Exercise input >>
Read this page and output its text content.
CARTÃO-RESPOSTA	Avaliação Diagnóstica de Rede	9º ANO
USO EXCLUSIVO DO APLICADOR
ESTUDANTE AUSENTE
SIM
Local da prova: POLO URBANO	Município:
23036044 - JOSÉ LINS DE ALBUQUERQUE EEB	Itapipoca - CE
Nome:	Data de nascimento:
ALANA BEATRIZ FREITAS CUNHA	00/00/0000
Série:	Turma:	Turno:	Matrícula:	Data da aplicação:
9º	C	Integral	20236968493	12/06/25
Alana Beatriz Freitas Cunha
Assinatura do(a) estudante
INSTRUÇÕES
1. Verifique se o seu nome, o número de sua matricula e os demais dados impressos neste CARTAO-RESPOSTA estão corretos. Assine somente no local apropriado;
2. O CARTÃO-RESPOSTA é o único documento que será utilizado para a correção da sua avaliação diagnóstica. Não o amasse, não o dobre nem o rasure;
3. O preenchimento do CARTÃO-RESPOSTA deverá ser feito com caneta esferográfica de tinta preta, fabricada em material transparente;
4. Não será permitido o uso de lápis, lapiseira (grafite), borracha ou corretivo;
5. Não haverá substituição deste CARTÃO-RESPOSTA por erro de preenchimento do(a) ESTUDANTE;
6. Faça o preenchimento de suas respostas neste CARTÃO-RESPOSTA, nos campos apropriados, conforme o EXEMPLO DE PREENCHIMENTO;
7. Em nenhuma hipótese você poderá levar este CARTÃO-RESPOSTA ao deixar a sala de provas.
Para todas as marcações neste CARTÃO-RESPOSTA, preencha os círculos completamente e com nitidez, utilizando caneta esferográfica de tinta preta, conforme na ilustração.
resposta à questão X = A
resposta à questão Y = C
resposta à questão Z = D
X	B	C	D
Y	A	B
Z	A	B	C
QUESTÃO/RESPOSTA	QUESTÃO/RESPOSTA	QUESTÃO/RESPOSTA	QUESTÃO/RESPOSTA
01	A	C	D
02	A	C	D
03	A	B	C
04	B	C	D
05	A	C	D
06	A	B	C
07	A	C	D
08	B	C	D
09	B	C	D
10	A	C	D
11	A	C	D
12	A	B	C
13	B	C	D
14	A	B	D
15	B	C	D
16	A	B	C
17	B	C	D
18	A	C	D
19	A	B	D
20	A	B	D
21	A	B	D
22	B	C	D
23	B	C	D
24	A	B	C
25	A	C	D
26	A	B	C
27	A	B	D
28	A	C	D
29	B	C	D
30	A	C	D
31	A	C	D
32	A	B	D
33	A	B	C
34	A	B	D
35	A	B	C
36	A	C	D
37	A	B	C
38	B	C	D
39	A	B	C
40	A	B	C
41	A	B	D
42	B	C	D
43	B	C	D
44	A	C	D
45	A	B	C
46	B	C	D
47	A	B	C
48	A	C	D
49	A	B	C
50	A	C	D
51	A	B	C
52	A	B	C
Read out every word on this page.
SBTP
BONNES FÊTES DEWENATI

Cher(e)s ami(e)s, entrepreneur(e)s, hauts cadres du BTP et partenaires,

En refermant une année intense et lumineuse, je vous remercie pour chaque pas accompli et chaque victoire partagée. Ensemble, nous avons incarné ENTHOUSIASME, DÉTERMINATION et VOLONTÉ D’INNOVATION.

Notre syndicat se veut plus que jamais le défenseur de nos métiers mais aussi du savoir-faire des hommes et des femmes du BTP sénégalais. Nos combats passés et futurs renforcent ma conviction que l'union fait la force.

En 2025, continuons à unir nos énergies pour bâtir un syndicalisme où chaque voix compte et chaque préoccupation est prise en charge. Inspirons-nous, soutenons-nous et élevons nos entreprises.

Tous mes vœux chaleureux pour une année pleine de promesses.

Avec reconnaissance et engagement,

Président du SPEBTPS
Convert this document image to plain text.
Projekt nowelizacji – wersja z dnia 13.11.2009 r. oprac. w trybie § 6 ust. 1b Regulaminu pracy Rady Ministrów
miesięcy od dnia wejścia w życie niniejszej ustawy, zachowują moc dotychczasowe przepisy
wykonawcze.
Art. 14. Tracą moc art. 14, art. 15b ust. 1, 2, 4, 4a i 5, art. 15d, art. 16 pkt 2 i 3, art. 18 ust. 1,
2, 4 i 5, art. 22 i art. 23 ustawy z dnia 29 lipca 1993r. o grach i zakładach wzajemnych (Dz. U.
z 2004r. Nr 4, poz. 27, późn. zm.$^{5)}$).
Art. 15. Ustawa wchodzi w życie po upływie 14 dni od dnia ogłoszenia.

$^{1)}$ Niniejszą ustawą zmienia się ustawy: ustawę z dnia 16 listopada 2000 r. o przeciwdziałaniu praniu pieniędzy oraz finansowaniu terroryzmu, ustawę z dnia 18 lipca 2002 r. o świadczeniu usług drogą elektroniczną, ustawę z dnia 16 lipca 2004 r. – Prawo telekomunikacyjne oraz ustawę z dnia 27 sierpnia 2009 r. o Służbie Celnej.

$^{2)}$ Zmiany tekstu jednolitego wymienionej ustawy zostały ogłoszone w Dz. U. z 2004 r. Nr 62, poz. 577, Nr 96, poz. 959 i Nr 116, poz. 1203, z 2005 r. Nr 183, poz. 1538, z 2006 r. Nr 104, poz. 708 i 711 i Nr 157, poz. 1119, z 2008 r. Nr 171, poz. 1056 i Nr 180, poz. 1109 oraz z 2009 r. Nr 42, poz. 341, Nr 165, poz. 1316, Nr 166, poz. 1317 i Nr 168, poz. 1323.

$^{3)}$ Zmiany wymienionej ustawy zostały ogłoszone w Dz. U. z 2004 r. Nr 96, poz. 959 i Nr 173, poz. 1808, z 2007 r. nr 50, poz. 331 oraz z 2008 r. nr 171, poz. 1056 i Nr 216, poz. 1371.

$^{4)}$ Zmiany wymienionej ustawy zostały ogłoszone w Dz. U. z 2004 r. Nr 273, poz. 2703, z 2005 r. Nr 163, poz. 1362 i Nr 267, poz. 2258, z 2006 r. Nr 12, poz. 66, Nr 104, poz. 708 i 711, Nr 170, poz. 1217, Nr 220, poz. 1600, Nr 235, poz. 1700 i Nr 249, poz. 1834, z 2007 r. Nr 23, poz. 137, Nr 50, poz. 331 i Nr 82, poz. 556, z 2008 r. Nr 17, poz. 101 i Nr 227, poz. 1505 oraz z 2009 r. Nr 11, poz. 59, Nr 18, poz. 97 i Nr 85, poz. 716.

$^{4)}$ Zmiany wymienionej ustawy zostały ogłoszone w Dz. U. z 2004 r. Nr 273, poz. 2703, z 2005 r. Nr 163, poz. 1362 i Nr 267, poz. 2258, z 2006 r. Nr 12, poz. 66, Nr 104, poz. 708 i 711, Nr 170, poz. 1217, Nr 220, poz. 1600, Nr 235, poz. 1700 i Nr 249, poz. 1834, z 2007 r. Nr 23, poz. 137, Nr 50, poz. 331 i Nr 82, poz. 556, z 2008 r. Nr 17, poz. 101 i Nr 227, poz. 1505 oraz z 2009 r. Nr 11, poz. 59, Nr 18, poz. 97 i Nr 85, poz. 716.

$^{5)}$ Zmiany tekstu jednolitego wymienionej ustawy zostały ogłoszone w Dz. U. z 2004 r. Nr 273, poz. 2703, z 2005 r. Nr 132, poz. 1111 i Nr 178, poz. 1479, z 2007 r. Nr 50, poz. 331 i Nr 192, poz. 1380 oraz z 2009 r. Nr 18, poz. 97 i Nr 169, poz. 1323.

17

Task instructions >>
Print the material once more, exactly.

Result of the task >>
Read this page and output its text content.
CARTÃO-RESPOSTA	Avaliação Diagnóstica de Rede	9º ANO
USO EXCLUSIVO DO APLICADOR
ESTUDANTE AUSENTE
SIM
Local da prova: POLO URBANO	Município:
23036044 - JOSÉ LINS DE ALBUQUERQUE EEB	Itapipoca - CE
Nome:	Data de nascimento:
ALANA BEATRIZ FREITAS CUNHA	00/00/0000
Série:	Turma:	Turno:	Matrícula:	Data da aplicação:
9º	C	Integral	20236968493	12/06/25
Alana Beatriz Freitas Cunha
Assinatura do(a) estudante
INSTRUÇÕES
1. Verifique se o seu nome, o número de sua matricula e os demais dados impressos neste CARTAO-RESPOSTA estão corretos. Assine somente no local apropriado;
2. O CARTÃO-RESPOSTA é o único documento que será utilizado para a correção da sua avaliação diagnóstica. Não o amasse, não o dobre nem o rasure;
3. O preenchimento do CARTÃO-RESPOSTA deverá ser feito com caneta esferográfica de tinta preta, fabricada em material transparente;
4. Não será permitido o uso de lápis, lapiseira (grafite), borracha ou corretivo;
5. Não haverá substituição deste CARTÃO-RESPOSTA por erro de preenchimento do(a) ESTUDANTE;
6. Faça o preenchimento de suas respostas neste CARTÃO-RESPOSTA, nos campos apropriados, conforme o EXEMPLO DE PREENCHIMENTO;
7. Em nenhuma hipótese você poderá levar este CARTÃO-RESPOSTA ao deixar a sala de provas.
Para todas as marcações neste CARTÃO-RESPOSTA, preencha os círculos completamente e com nitidez, utilizando caneta esferográfica de tinta preta, conforme na ilustração.
resposta à questão X = A
resposta à questão Y = C
resposta à questão Z = D
X	B	C	D
Y	A	B
Z	A	B	C
QUESTÃO/RESPOSTA	QUESTÃO/RESPOSTA	QUESTÃO/RESPOSTA	QUESTÃO/RESPOSTA
01	A	C	D
02	A	C	D
03	A	B	C
04	B	C	D
05	A	C	D
06	A	B	C
07	A	C	D
08	B	C	D
09	B	C	D
10	A	C	D
11	A	C	D
12	A	B	C
13	B	C	D
14	A	B	D
15	B	C	D
16	A	B	C
17	B	C	D
18	A	C	D
19	A	B	D
20	A	B	D
21	A	B	D
22	B	C	D
23	B	C	D
24	A	B	C
25	A	C	D
26	A	B	C
27	A	B	D
28	A	C	D
29	B	C	D
30	A	C	D
31	A	C	D
32	A	B	D
33	A	B	C
34	A	B	D
35	A	B	C
36	A	C	D
37	A	B	C
38	B	C	D
39	A	B	C
40	A	B	C
41	A	B	D
42	B	C	D
43	B	C	D
44	A	C	D
45	A	B	C
46	B	C	D
47	A	B	C
48	A	C	D
49	A	B	C
50	A	C	D
51	A	B	C
52	A	B	C
Read out every word on this page.
SBTP
BONNES FÊTES DEWENATI

Cher(e)s ami(e)s, entrepreneur(e)s, hauts cadres du BTP et partenaires,

En refermant une année intense et lumineuse, je vous remercie pour chaque pas accompli et chaque victoire partagée. Ensemble, nous avons incarné ENTHOUSIASME, DÉTERMINATION et VOLONTÉ D’INNOVATION.

Notre syndicat se veut plus que jamais le défenseur de nos métiers mais aussi du savoir-faire des hommes et des femmes du BTP sénégalais. Nos combats passés et futurs renforcent ma conviction que l'union fait la force.

En 2025, continuons à unir nos énergies pour bâtir un syndicalisme où chaque voix compte et chaque préoccupation est prise en charge. Inspirons-nous, soutenons-nous et élevons nos entreprises.

Tous mes vœux chaleureux pour une année pleine de promesses.

Avec reconnaissance et engagement,

Président du SPEBTPS
Convert this document image to plain text.
Projekt nowelizacji – wersja z dnia 13.11.2009 r. oprac. w trybie § 6 ust. 1b Regulaminu pracy Rady Ministrów
miesięcy od dnia wejścia w życie niniejszej ustawy, zachowują moc dotychczasowe przepisy
wykonawcze.
Art. 14. Tracą moc art. 14, art. 15b ust. 1, 2, 4, 4a i 5, art. 15d, art. 16 pkt 2 i 3, art. 18 ust. 1,
2, 4 i 5, art. 22 i art. 23 ustawy z dnia 29 lipca 1993r. o grach i zakładach wzajemnych (Dz. U.
z 2004r. Nr 4, poz. 27, późn. zm.$^{5)}$).
Art. 15. Ustawa wchodzi w życie po upływie 14 dni od dnia ogłoszenia.

$^{1)}$ Niniejszą ustawą zmienia się ustawy: ustawę z dnia 16 listopada 2000 r. o przeciwdziałaniu praniu pieniędzy oraz finansowaniu terroryzmu, ustawę z dnia 18 lipca 2002 r. o świadczeniu usług drogą elektroniczną, ustawę z dnia 16 lipca 2004 r. – Prawo telekomunikacyjne oraz ustawę z dnia 27 sierpnia 2009 r. o Służbie Celnej.

$^{2)}$ Zmiany tekstu jednolitego wymienionej ustawy zostały ogłoszone w Dz. U. z 2004 r. Nr 62, poz. 577, Nr 96, poz. 959 i Nr 116, poz. 1203, z 2005 r. Nr 183, poz. 1538, z 2006 r. Nr 104, poz. 708 i 711 i Nr 157, poz. 1119, z 2008 r. Nr 171, poz. 1056 i Nr 180, poz. 1109 oraz z 2009 r. Nr 42, poz. 341, Nr 165, poz. 1316, Nr 166, poz. 1317 i Nr 168, poz. 1323.

$^{3)}$ Zmiany wymienionej ustawy zostały ogłoszone w Dz. U. z 2004 r. Nr 96, poz. 959 i Nr 173, poz. 1808, z 2007 r. nr 50, poz. 331 oraz z 2008 r. nr 171, poz. 1056 i Nr 216, poz. 1371.

$^{4)}$ Zmiany wymienionej ustawy zostały ogłoszone w Dz. U. z 2004 r. Nr 273, poz. 2703, z 2005 r. Nr 163, poz. 1362 i Nr 267, poz. 2258, z 2006 r. Nr 12, poz. 66, Nr 104, poz. 708 i 711, Nr 170, poz. 1217, Nr 220, poz. 1600, Nr 235, poz. 1700 i Nr 249, poz. 1834, z 2007 r. Nr 23, poz. 137, Nr 50, poz. 331 i Nr 82, poz. 556, z 2008 r. Nr 17, poz. 101 i Nr 227, poz. 1505 oraz z 2009 r. Nr 11, poz. 59, Nr 18, poz. 97 i Nr 85, poz. 716.

$^{4)}$ Zmiany wymienionej ustawy zostały ogłoszone w Dz. U. z 2004 r. Nr 273, poz. 2703, z 2005 r. Nr 163, poz. 1362 i Nr 267, poz. 2258, z 2006 r. Nr 12, poz. 66, Nr 104, poz. 708 i 711, Nr 170, poz. 1217, Nr 220, poz. 1600, Nr 235, poz. 1700 i Nr 249, poz. 1834, z 2007 r. Nr 23, poz. 137, Nr 50, poz. 331 i Nr 82, poz. 556, z 2008 r. Nr 17, poz. 101 i Nr 227, poz. 1505 oraz z 2009 r. Nr 11, poz. 59, Nr 18, poz. 97 i Nr 85, poz. 716.

$^{5)}$ Zmiany tekstu jednolitego wymienionej ustawy zostały ogłoszone w Dz. U. z 2004 r. Nr 273, poz. 2703, z 2005 r. Nr 132, poz. 1111 i Nr 178, poz. 1479, z 2007 r. Nr 50, poz. 331 i Nr 192, poz. 1380 oraz z 2009 r. Nr 18, poz. 97 i Nr 169, poz. 1323.

17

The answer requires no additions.